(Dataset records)
____
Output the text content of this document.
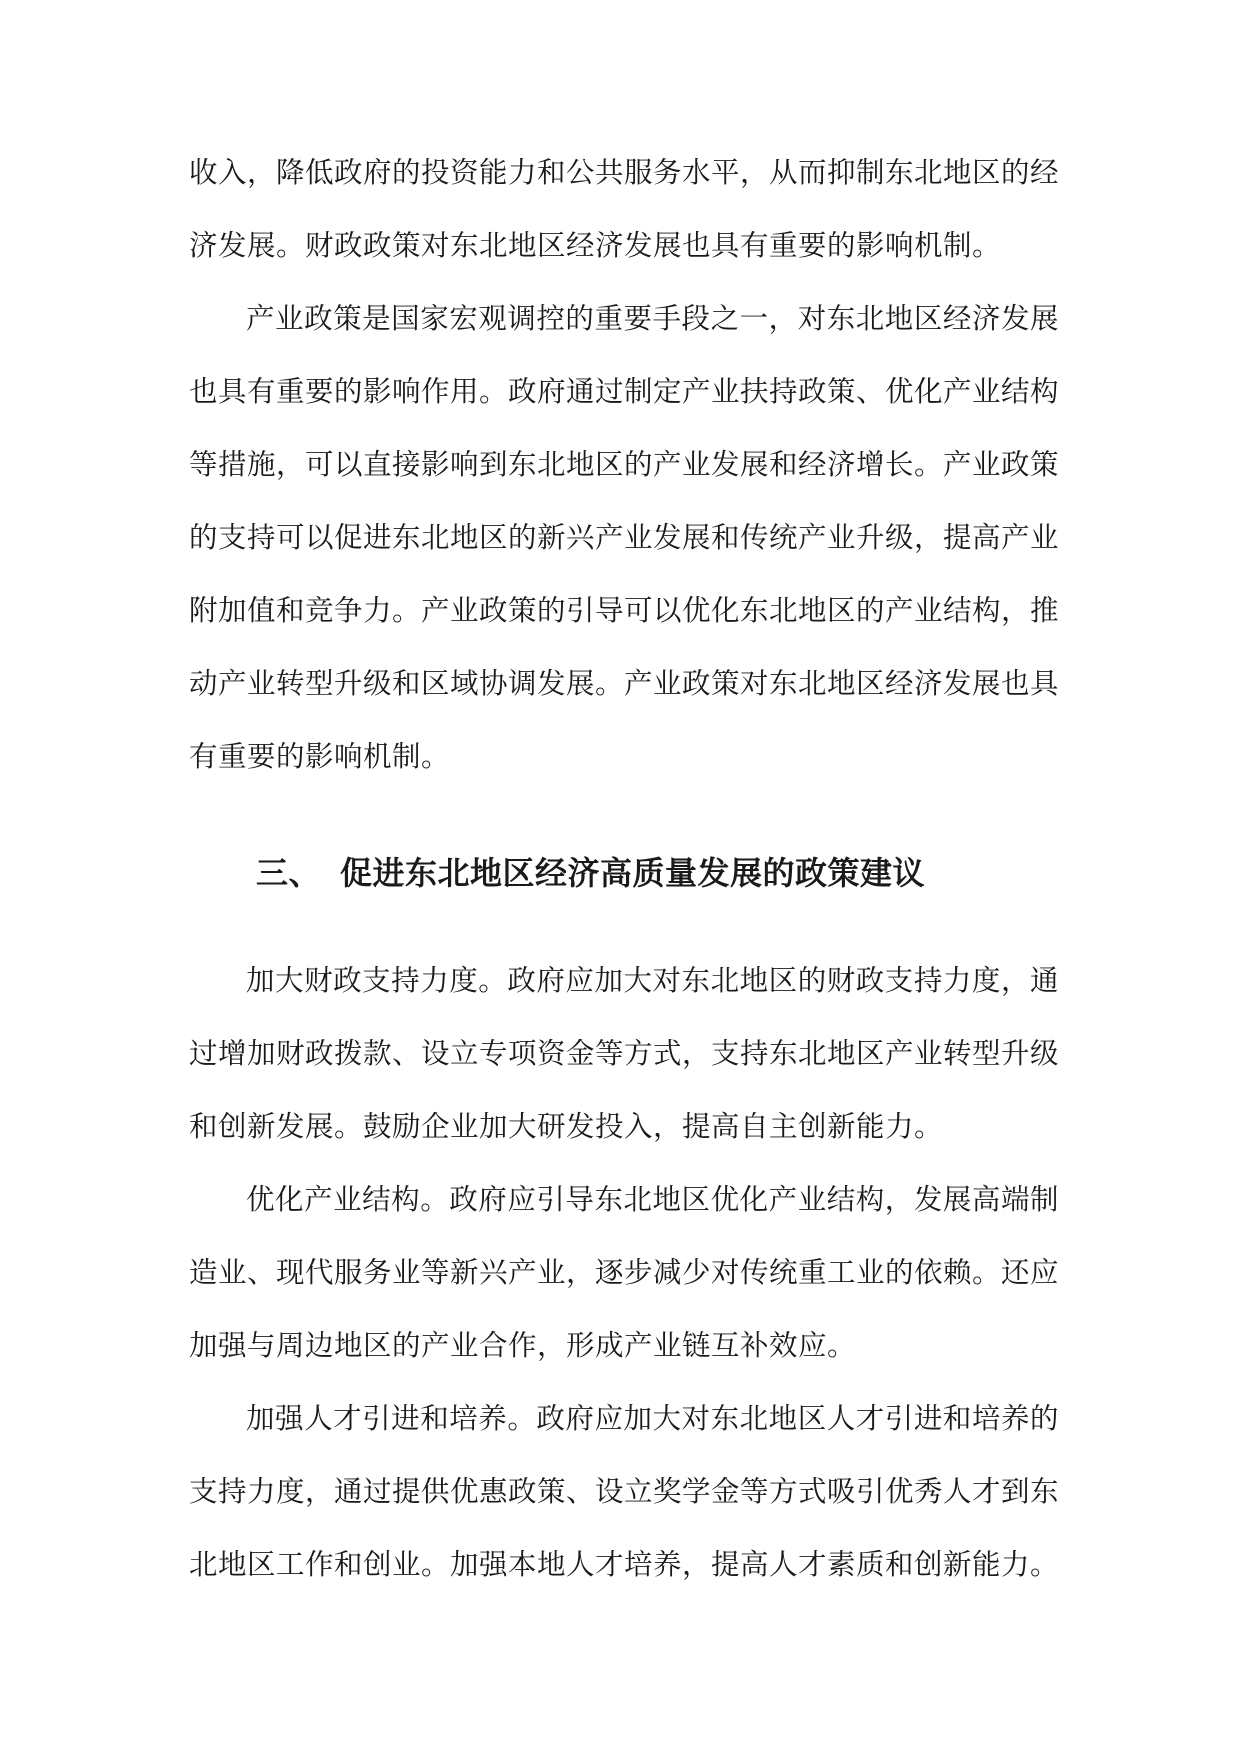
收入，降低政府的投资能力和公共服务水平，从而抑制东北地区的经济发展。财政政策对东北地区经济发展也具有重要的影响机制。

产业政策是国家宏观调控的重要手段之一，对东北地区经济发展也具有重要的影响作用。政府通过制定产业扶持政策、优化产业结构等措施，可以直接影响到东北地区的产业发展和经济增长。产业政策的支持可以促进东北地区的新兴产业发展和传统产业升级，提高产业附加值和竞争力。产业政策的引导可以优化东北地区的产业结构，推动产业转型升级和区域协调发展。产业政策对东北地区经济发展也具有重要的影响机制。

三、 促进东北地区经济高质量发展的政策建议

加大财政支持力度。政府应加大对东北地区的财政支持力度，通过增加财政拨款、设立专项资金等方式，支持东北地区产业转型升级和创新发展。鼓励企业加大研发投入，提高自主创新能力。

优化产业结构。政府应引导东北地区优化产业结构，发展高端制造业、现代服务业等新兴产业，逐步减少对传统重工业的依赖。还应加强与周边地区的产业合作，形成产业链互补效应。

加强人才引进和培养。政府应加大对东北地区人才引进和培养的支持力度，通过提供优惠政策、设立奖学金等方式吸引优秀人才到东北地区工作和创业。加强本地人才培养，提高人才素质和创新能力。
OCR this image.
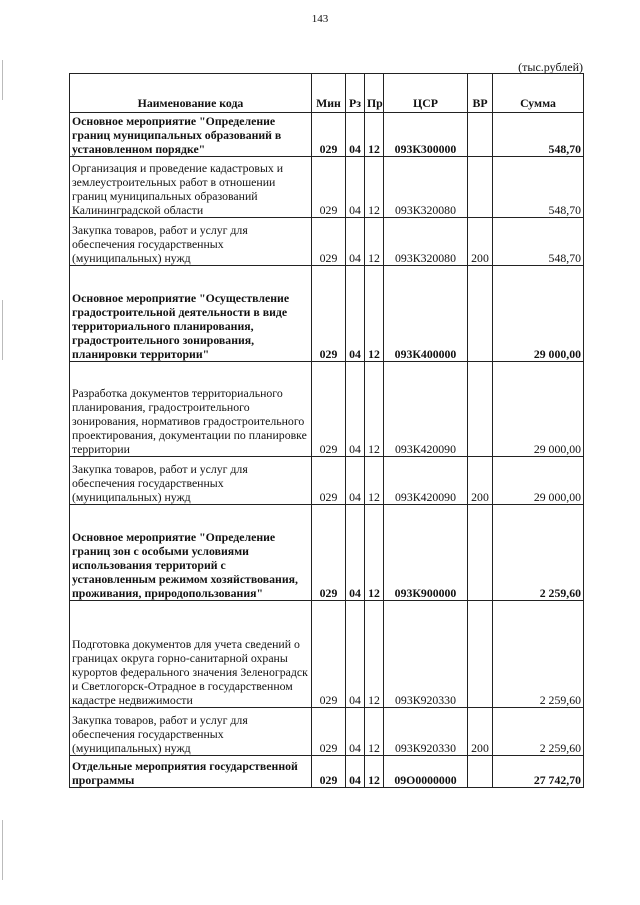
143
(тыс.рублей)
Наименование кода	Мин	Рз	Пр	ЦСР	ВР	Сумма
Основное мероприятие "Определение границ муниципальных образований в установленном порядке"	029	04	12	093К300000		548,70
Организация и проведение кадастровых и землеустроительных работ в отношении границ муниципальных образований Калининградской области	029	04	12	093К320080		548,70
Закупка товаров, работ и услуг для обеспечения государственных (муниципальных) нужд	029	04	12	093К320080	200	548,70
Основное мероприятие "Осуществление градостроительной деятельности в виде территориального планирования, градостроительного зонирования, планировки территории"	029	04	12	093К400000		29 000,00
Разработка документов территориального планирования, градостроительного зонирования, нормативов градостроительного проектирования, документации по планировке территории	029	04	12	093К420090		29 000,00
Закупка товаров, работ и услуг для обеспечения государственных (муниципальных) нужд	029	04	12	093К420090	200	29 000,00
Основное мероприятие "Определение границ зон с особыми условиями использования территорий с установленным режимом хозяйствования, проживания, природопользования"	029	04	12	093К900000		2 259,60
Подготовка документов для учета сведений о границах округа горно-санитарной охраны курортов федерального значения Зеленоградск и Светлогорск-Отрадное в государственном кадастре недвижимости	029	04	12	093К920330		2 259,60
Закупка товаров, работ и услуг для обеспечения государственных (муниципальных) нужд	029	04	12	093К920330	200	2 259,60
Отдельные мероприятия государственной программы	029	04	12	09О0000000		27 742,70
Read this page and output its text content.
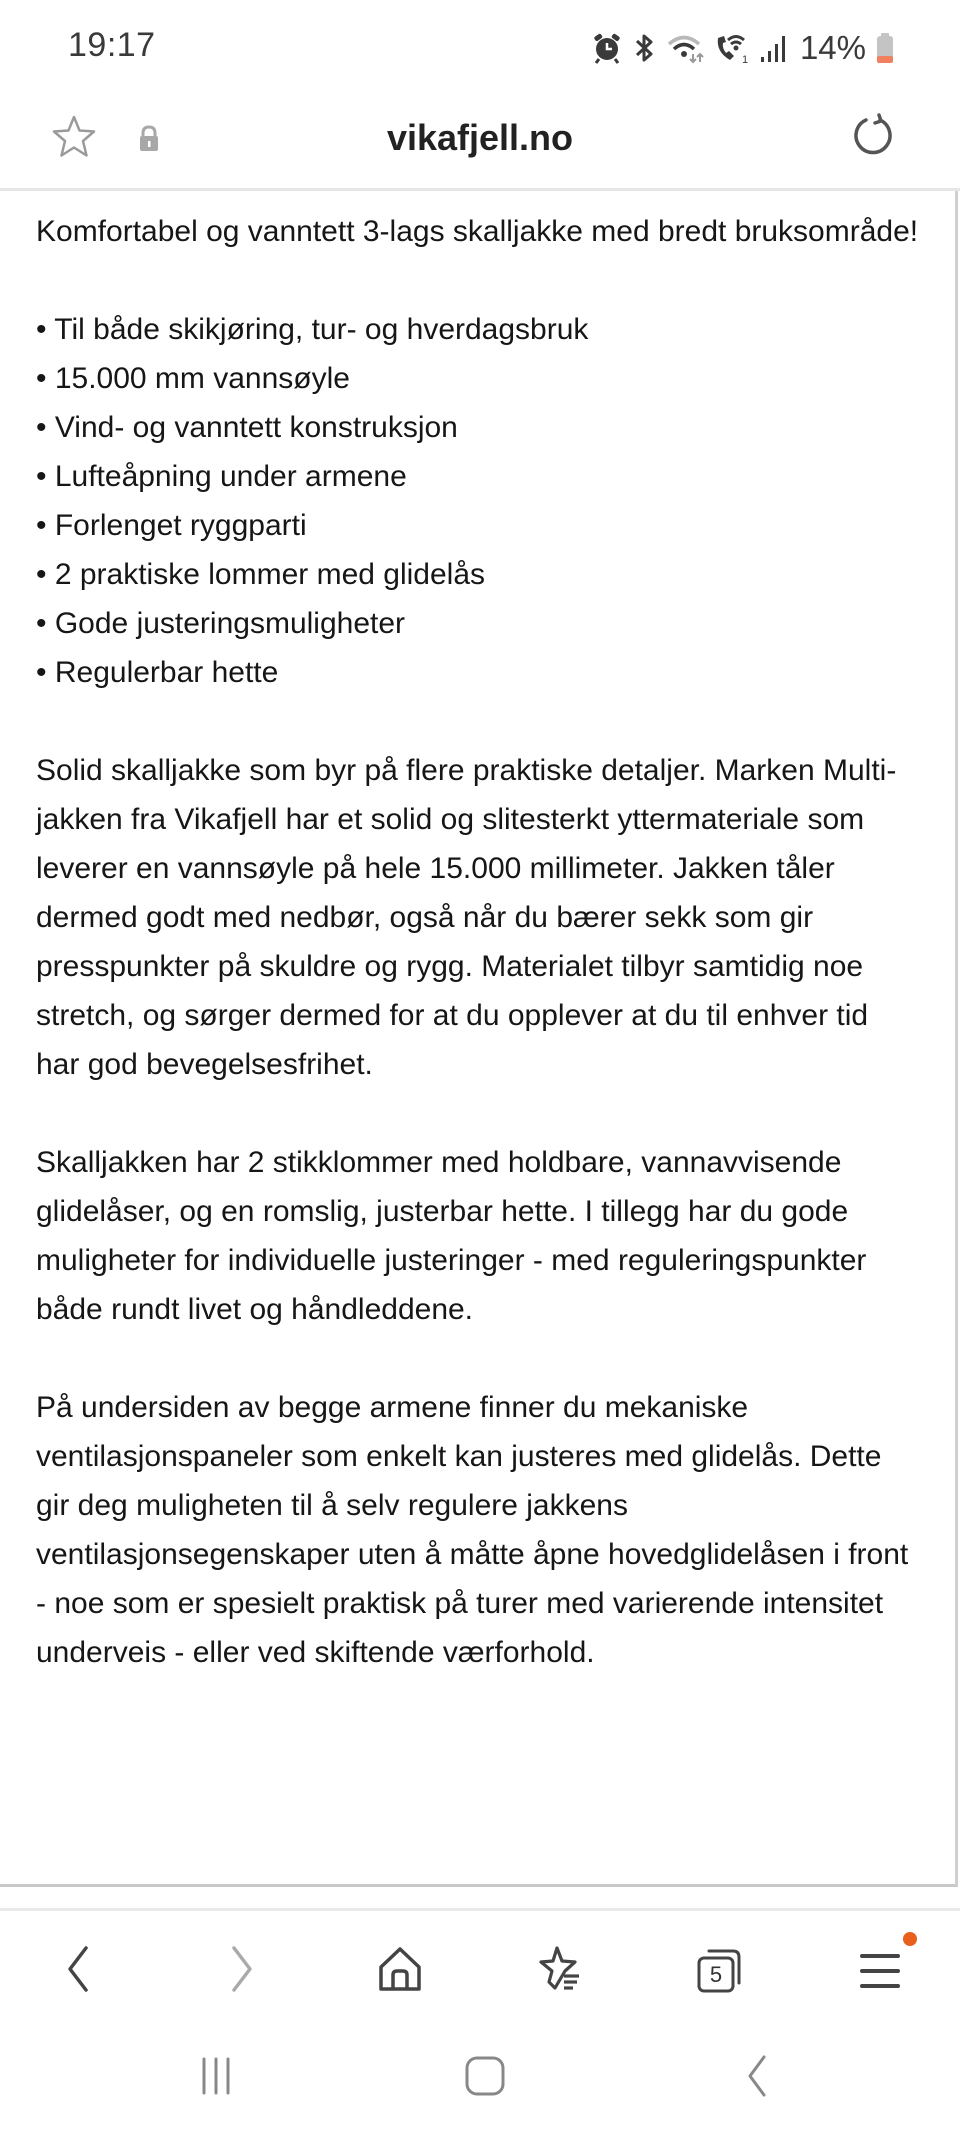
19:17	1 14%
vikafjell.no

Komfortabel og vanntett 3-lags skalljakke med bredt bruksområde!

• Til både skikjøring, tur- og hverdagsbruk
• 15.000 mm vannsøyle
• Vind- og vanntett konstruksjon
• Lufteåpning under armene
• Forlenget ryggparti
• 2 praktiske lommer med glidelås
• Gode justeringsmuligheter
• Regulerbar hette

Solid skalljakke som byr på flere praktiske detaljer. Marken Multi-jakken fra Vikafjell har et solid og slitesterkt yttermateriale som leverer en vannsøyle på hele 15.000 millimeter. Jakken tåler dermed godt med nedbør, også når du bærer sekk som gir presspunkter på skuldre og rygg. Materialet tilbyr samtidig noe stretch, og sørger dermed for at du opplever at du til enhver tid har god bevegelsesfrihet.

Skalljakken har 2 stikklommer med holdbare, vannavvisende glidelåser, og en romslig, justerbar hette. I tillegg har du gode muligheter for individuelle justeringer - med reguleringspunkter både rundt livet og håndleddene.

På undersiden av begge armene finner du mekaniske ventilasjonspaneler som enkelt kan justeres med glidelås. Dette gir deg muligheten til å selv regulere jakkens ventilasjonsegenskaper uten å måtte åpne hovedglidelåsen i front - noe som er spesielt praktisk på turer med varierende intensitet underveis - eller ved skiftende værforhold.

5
____
For the data above, state how many lines contain "hette"; the number is the whole answer.

2